(Chart and figure data)
★ ★ ★ ★ ★

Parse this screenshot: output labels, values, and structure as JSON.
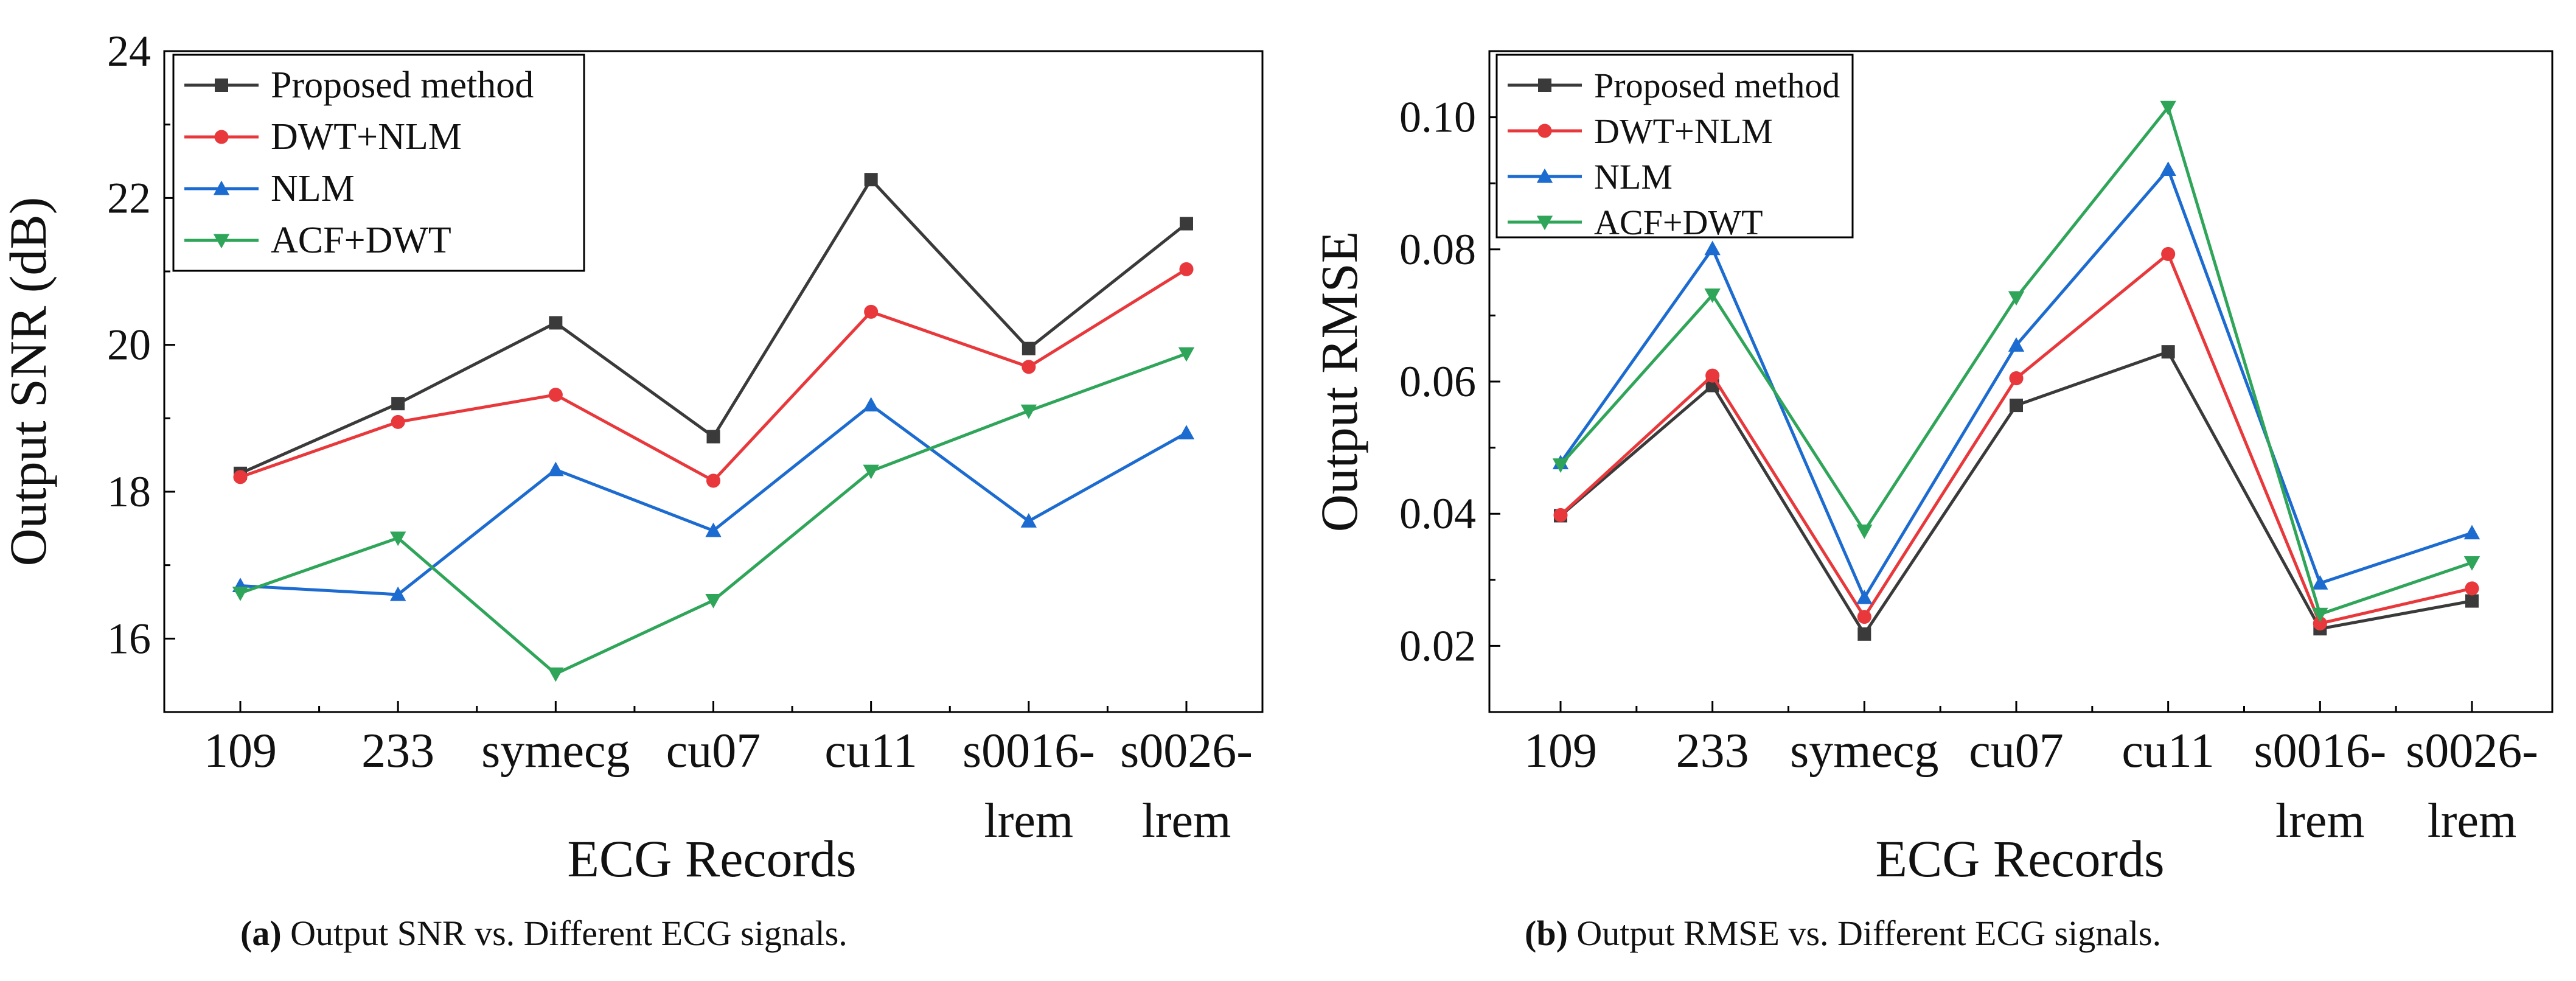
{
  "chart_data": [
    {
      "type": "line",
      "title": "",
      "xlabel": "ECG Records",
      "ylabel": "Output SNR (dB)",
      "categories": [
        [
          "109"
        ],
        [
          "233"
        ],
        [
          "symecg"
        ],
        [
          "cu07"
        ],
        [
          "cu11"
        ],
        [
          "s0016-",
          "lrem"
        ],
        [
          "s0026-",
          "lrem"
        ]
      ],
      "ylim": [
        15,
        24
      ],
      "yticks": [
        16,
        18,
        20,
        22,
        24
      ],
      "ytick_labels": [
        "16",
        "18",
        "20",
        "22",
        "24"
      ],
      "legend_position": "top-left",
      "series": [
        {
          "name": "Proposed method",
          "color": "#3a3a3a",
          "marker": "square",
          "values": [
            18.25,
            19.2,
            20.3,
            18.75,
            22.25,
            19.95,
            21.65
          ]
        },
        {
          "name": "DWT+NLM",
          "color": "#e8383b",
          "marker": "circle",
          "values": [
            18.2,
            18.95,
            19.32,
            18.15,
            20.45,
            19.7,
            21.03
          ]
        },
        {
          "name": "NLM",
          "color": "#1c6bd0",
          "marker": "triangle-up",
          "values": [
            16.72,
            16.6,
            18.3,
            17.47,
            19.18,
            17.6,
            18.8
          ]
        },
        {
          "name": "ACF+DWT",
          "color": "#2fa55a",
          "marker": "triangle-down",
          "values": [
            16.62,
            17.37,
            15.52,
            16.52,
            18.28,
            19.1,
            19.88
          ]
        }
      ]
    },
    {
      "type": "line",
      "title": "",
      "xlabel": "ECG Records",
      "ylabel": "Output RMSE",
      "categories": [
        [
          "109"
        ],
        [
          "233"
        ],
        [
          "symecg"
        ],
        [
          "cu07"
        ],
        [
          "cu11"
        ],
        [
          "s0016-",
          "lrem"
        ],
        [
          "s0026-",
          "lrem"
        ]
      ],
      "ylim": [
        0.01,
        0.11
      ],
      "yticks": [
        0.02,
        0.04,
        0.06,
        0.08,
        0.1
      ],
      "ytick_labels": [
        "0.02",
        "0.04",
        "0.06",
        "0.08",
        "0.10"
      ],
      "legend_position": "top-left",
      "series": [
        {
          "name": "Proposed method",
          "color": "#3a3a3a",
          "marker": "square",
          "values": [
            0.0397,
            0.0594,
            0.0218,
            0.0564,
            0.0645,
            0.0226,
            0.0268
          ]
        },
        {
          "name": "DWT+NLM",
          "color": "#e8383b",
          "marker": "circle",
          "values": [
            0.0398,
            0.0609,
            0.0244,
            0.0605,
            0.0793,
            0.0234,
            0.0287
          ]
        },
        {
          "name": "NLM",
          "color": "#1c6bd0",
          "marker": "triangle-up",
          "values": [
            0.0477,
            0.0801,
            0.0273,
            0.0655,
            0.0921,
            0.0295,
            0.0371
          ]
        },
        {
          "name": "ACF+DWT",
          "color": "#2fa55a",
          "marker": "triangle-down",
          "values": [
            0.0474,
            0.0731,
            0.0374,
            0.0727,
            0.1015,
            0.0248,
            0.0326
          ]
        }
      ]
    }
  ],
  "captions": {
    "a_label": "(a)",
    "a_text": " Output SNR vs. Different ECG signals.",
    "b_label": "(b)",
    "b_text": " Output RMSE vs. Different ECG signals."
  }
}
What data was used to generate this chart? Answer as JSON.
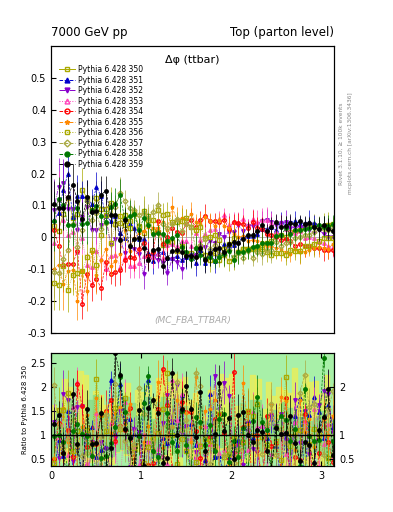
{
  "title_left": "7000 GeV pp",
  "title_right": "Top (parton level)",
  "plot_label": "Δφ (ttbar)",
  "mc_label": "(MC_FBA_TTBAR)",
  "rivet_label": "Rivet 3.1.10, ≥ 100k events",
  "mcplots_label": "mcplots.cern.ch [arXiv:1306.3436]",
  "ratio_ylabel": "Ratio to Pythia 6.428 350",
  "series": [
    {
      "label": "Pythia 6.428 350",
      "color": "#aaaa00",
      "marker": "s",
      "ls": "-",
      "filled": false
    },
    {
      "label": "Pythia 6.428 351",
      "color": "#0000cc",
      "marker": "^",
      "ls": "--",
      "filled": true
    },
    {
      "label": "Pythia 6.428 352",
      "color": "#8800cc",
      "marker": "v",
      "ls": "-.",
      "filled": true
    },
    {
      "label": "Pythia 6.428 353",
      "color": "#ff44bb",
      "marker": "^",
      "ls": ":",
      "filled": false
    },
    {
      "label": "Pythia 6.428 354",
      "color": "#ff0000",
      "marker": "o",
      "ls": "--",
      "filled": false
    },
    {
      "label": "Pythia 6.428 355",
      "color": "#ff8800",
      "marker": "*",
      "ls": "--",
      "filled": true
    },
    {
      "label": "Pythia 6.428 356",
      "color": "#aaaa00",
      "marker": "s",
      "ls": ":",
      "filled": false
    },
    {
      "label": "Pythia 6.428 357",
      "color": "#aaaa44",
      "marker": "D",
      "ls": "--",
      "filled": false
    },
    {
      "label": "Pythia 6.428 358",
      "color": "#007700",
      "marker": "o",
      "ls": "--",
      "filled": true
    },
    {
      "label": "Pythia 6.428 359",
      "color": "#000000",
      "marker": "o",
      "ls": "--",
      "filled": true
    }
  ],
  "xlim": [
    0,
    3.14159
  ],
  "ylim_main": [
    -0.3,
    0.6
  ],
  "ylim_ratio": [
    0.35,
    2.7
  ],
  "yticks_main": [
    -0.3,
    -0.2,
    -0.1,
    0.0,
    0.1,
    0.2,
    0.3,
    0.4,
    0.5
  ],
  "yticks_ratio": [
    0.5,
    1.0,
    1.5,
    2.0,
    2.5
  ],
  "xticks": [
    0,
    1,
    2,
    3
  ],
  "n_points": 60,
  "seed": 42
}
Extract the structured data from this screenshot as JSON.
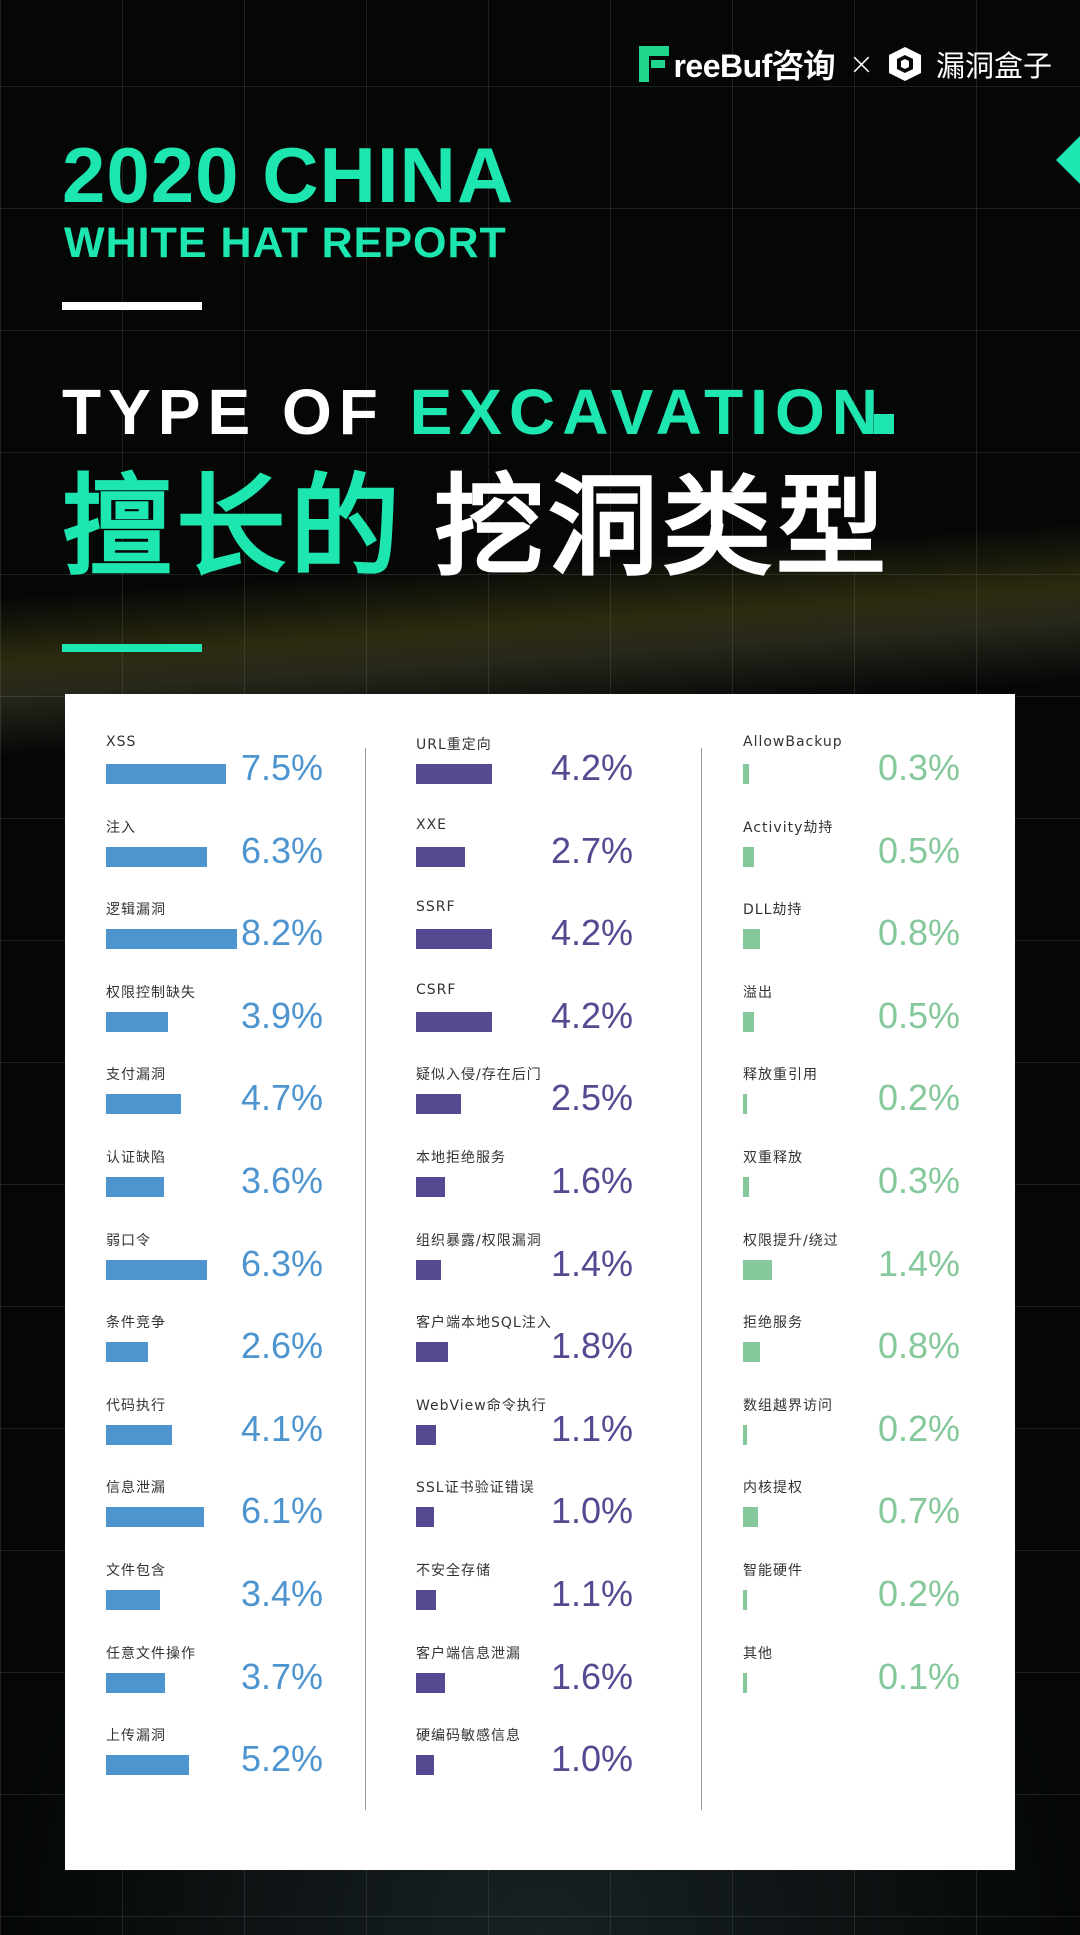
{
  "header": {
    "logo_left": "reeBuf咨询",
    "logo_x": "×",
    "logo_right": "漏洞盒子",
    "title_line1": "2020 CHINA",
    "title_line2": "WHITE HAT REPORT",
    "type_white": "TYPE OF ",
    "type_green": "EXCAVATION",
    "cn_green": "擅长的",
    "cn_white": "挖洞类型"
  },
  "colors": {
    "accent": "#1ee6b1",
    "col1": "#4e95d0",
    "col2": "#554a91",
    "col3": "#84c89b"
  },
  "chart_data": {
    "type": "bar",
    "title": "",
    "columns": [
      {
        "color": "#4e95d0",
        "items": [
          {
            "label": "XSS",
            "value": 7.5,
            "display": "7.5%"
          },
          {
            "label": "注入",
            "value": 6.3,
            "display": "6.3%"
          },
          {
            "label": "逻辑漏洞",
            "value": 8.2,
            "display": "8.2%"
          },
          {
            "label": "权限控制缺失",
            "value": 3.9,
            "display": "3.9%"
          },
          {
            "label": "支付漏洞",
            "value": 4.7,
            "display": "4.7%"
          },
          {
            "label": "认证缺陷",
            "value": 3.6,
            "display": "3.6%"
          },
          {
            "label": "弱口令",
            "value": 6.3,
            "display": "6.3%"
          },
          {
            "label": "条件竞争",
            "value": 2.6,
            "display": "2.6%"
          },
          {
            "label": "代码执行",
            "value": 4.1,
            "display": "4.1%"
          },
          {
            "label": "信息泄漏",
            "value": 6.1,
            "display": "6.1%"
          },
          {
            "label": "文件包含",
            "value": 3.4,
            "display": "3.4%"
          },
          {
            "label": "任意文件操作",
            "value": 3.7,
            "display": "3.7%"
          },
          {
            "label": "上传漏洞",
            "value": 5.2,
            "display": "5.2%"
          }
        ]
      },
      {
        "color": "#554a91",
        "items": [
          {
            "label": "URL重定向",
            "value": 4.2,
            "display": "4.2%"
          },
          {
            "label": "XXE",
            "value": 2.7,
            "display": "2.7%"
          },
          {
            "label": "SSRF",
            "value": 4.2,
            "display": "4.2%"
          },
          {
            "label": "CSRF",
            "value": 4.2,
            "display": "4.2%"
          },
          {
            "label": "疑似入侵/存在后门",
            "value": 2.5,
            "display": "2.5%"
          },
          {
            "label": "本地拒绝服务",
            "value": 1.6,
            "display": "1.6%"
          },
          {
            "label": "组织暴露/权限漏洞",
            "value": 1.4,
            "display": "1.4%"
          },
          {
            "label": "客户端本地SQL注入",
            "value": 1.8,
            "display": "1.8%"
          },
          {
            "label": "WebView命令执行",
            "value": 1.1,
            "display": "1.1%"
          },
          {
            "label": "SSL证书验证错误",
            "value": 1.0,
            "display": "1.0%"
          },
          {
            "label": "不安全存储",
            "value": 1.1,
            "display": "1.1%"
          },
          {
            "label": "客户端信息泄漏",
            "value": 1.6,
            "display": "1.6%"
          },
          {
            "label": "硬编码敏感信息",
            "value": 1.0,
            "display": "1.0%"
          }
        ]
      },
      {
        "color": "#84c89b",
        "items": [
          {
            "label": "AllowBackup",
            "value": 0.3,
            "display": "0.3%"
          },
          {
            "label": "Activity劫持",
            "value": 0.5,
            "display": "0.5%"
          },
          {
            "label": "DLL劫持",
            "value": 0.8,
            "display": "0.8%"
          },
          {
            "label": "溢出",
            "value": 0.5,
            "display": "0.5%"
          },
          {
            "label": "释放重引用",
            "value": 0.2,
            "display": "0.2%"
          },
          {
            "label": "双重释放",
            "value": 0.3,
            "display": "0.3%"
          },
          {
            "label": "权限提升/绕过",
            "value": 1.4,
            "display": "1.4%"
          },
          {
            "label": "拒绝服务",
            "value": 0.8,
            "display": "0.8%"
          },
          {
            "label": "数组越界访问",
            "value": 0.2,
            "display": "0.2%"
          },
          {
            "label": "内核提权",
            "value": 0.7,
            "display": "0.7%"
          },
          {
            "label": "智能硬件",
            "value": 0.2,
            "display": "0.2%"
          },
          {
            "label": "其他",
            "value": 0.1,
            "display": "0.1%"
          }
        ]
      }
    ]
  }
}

★ ★ ★ ★ ★

*Work to do*. Copy every line of the listing that contains the word "screenshot".

*Response to this exercise*.
Parse this screenshot: output labels, values, and structure as JSON.
Extract the structured data from this screenshot as JSON.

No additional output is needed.